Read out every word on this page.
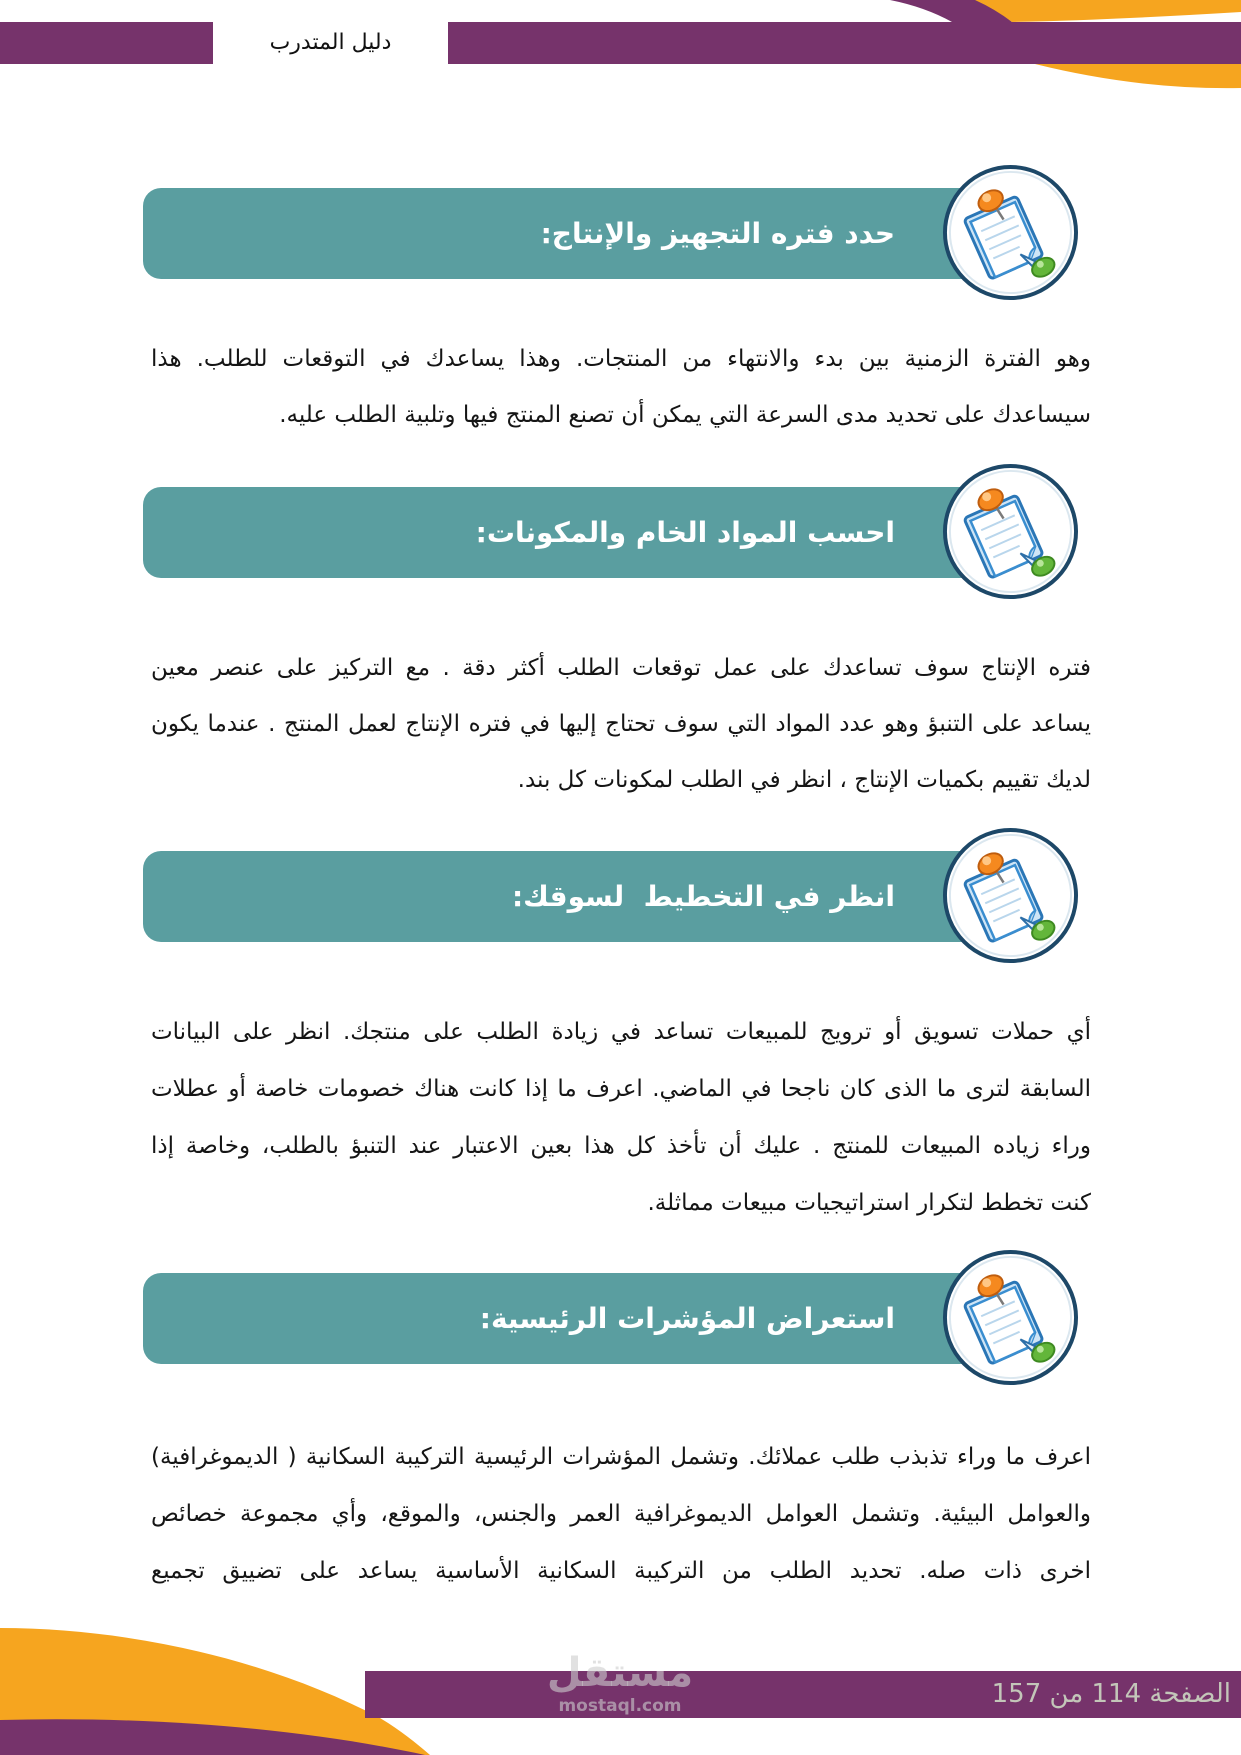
دليل المتدرب
حدد فتره التجهيز والإنتاج:
وهو الفترة الزمنية بين بدء والانتهاء من المنتجات. وهذا يساعدك في التوقعات للطلب. هذا
سيساعدك على تحديد مدى السرعة التي يمكن أن تصنع المنتج فيها وتلبية الطلب عليه.
احسب المواد الخام والمكونات:
فتره الإنتاج سوف تساعدك على عمل توقعات الطلب أكثر دقة . مع التركيز على عنصر معين
يساعد على التنبؤ وهو عدد المواد التي سوف تحتاج إليها في فتره الإنتاج لعمل المنتج . عندما يكون
لديك تقييم بكميات الإنتاج ، انظر في الطلب لمكونات كل بند.
انظر في التخطيط  لسوقك:
أي حملات تسويق أو ترويج للمبيعات تساعد في زيادة الطلب على منتجك. انظر على البيانات
السابقة لترى ما الذى كان ناجحا في الماضي. اعرف ما إذا كانت هناك خصومات خاصة أو عطلات
وراء زياده المبيعات للمنتج . عليك أن تأخذ كل هذا بعين الاعتبار عند التنبؤ بالطلب، وخاصة إذا
كنت تخطط لتكرار استراتيجيات مبيعات مماثلة.
استعراض المؤشرات الرئيسية:
اعرف ما وراء تذبذب طلب عملائك. وتشمل المؤشرات الرئيسية التركيبة السكانية ( الديموغرافية)
والعوامل البيئية. وتشمل العوامل الديموغرافية العمر والجنس، والموقع، وأي مجموعة خصائص
اخرى ذات صله. تحديد الطلب من التركيبة السكانية الأساسية يساعد على تضييق تجميع
مستقل
mostaql.com	الصفحة 114 من 157
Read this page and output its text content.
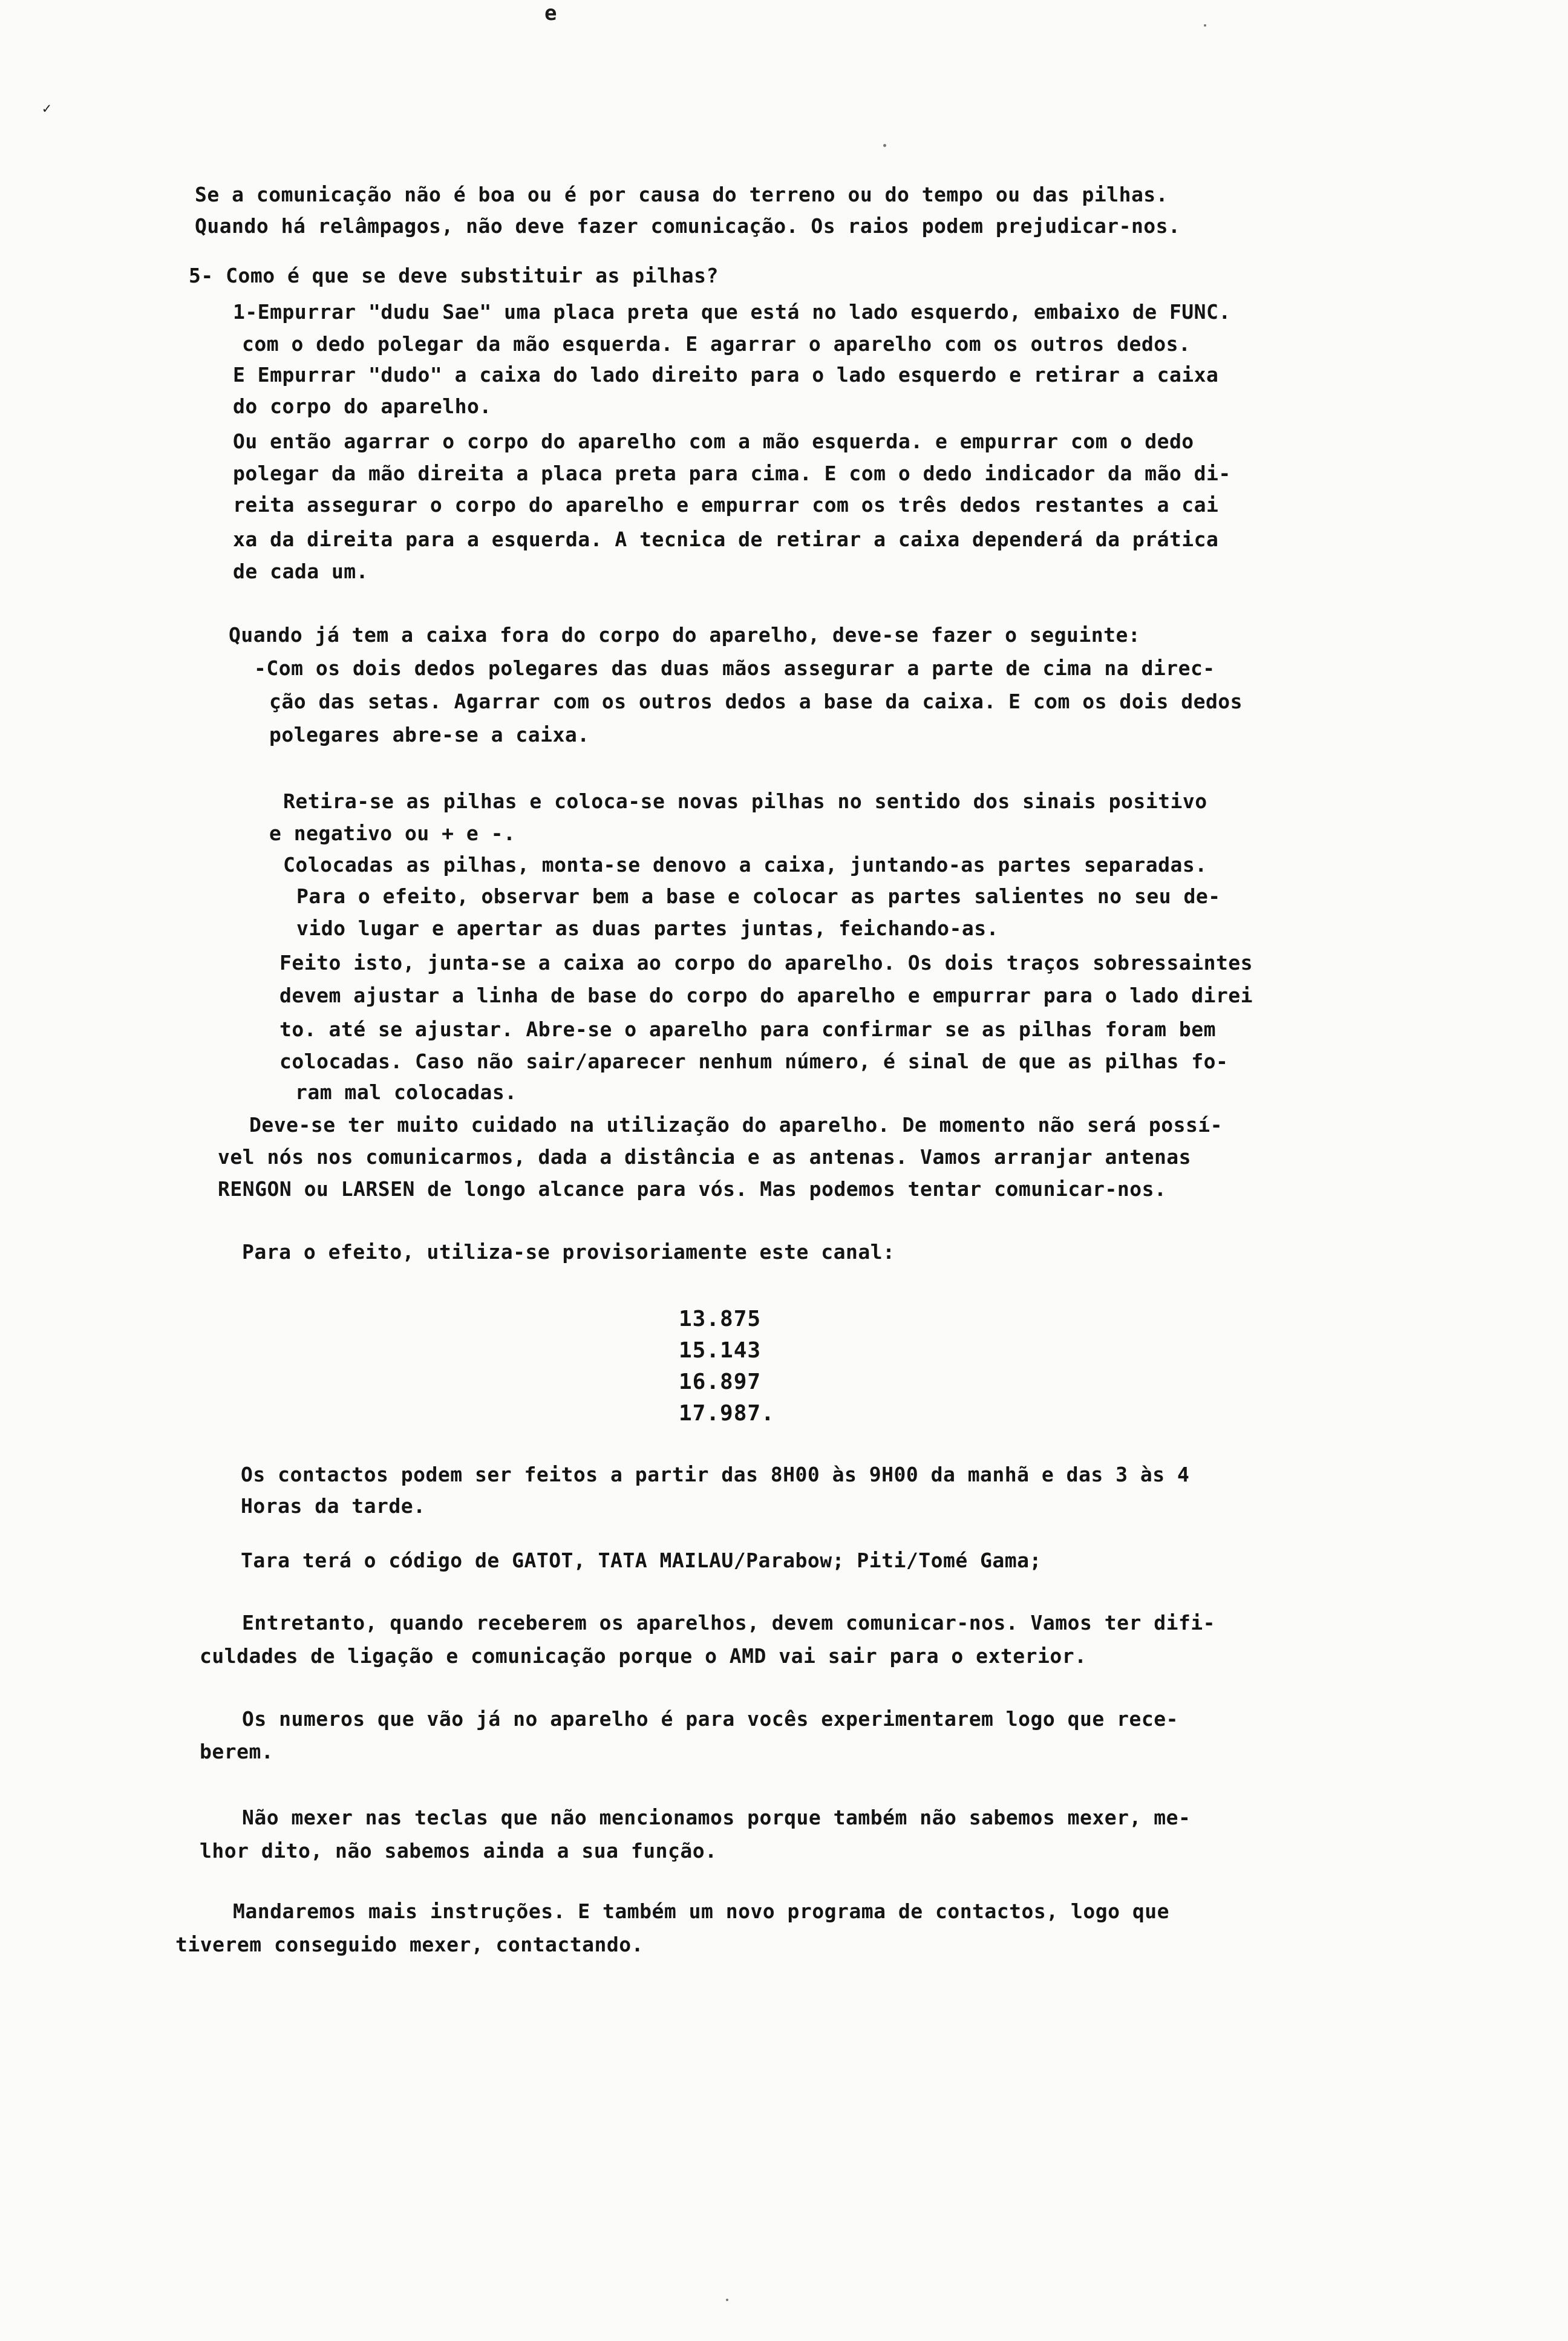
e
✓
Se a comunicação não é boa ou é por causa do terreno ou do tempo ou das pilhas.
Quando há relâmpagos, não deve fazer comunicação. Os raios podem prejudicar-nos.
5- Como é que se deve substituir as pilhas?
1-Empurrar "dudu Sae" uma placa preta que está no lado esquerdo, embaixo de FUNC.
com o dedo polegar da mão esquerda. E agarrar o aparelho com os outros dedos.
E Empurrar "dudo" a caixa do lado direito para o lado esquerdo e retirar a caixa
do corpo do aparelho.
Ou então agarrar o corpo do aparelho com a mão esquerda. e empurrar com o dedo
polegar da mão direita a placa preta para cima. E com o dedo indicador da mão di-
reita assegurar o corpo do aparelho e empurrar com os três dedos restantes a cai
xa da direita para a esquerda. A tecnica de retirar a caixa dependerá da prática
de cada um.
Quando já tem a caixa fora do corpo do aparelho, deve-se fazer o seguinte:
-Com os dois dedos polegares das duas mãos assegurar a parte de cima na direc-
ção das setas. Agarrar com os outros dedos a base da caixa. E com os dois dedos
polegares abre-se a caixa.
Retira-se as pilhas e coloca-se novas pilhas no sentido dos sinais positivo
e negativo ou + e -.
Colocadas as pilhas, monta-se denovo a caixa, juntando-as partes separadas.
Para o efeito, observar bem a base e colocar as partes salientes no seu de-
vido lugar e apertar as duas partes juntas, feichando-as.
Feito isto, junta-se a caixa ao corpo do aparelho. Os dois traços sobressaintes
devem ajustar a linha de base do corpo do aparelho e empurrar para o lado direi
to. até se ajustar. Abre-se o aparelho para confirmar se as pilhas foram bem
colocadas. Caso não sair/aparecer nenhum número, é sinal de que as pilhas fo-
ram mal colocadas.
Deve-se ter muito cuidado na utilização do aparelho. De momento não será possí-
vel nós nos comunicarmos, dada a distância e as antenas. Vamos arranjar antenas
RENGON ou LARSEN de longo alcance para vós. Mas podemos tentar comunicar-nos.
Para o efeito, utiliza-se provisoriamente este canal:
13.875
15.143
16.897
17.987.
Os contactos podem ser feitos a partir das 8H00 às 9H00 da manhã e das 3 às 4
Horas da tarde.
Tara terá o código de GATOT, TATA MAILAU/Parabow; Piti/Tomé Gama;
Entretanto, quando receberem os aparelhos, devem comunicar-nos. Vamos ter difi-
culdades de ligação e comunicação porque o AMD vai sair para o exterior.
Os numeros que vão já no aparelho é para vocês experimentarem logo que rece-
berem.
Não mexer nas teclas que não mencionamos porque também não sabemos mexer, me-
lhor dito, não sabemos ainda a sua função.
Mandaremos mais instruções. E também um novo programa de contactos, logo que
tiverem conseguido mexer, contactando.
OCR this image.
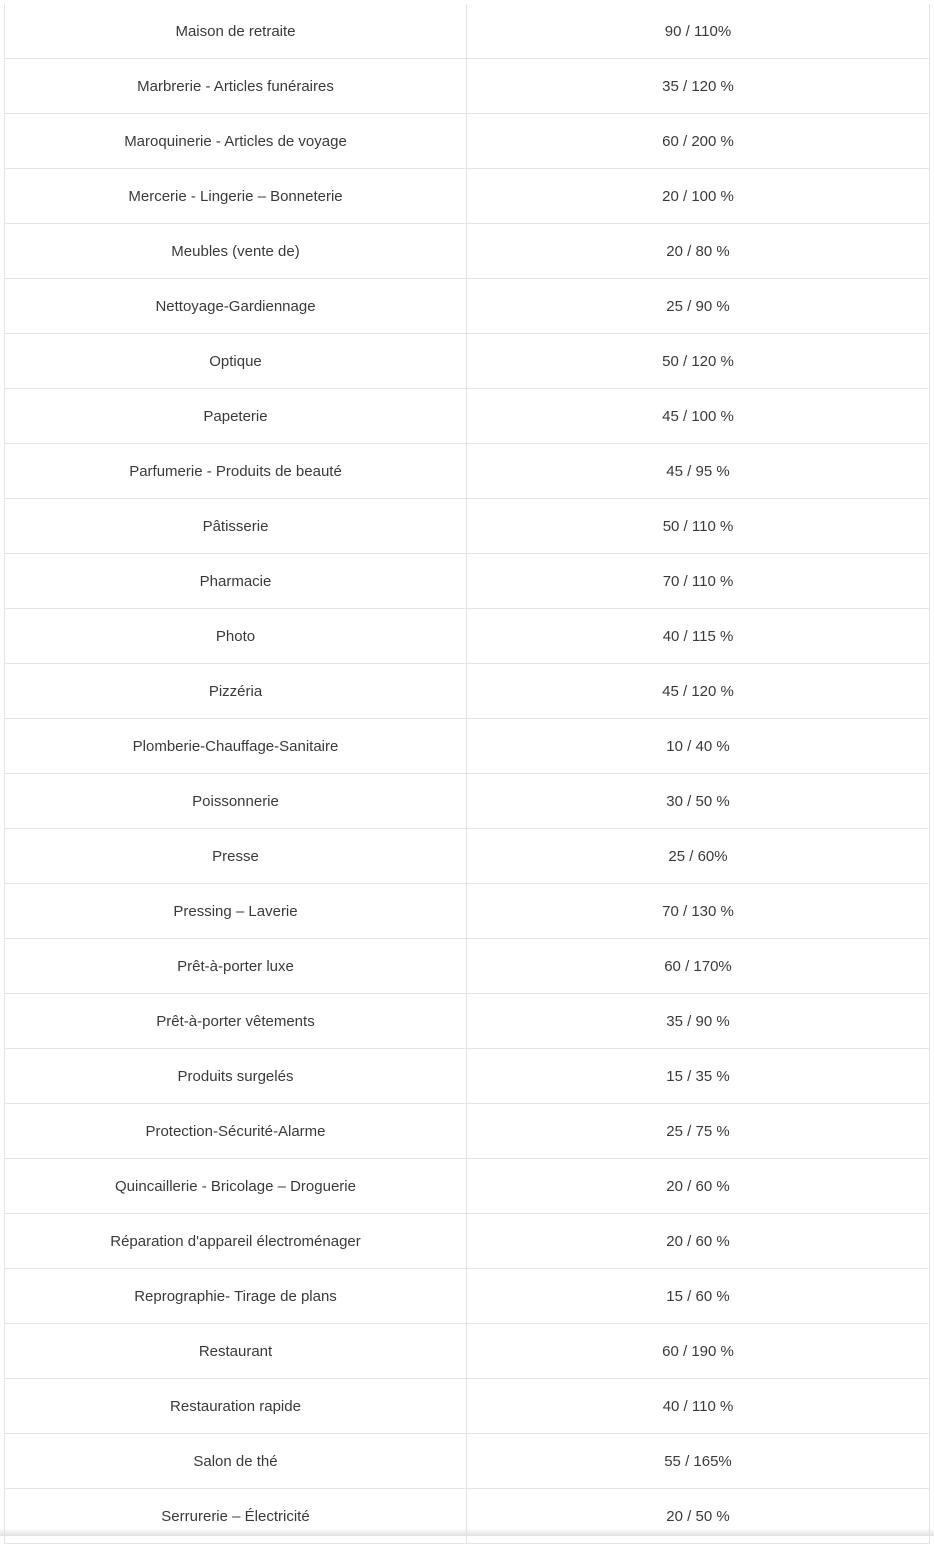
Maison de retraite	90 / 110%
Marbrerie - Articles funéraires	35 / 120 %
Maroquinerie - Articles de voyage	60 / 200 %
Mercerie - Lingerie – Bonneterie	20 / 100 %
Meubles (vente de)	20 / 80 %
Nettoyage-Gardiennage	25 / 90 %
Optique	50 / 120 %
Papeterie	45 / 100 %
Parfumerie - Produits de beauté	45 / 95 %
Pâtisserie	50 / 110 %
Pharmacie	70 / 110 %
Photo	40 / 115 %
Pizzéria	45 / 120 %
Plomberie-Chauffage-Sanitaire	10 / 40 %
Poissonnerie	30 / 50 %
Presse	25 / 60%
Pressing – Laverie	70 / 130 %
Prêt-à-porter luxe	60 / 170%
Prêt-à-porter vêtements	35 / 90 %
Produits surgelés	15 / 35 %
Protection-Sécurité-Alarme	25 / 75 %
Quincaillerie - Bricolage – Droguerie	20 / 60 %
Réparation d'appareil électroménager	20 / 60 %
Reprographie- Tirage de plans	15 / 60 %
Restaurant	60 / 190 %
Restauration rapide	40 / 110 %
Salon de thé	55 / 165%
Serrurerie – Électricité	20 / 50 %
---
Of all the lines in the listing above, how many include "cima"? Write only the number.

2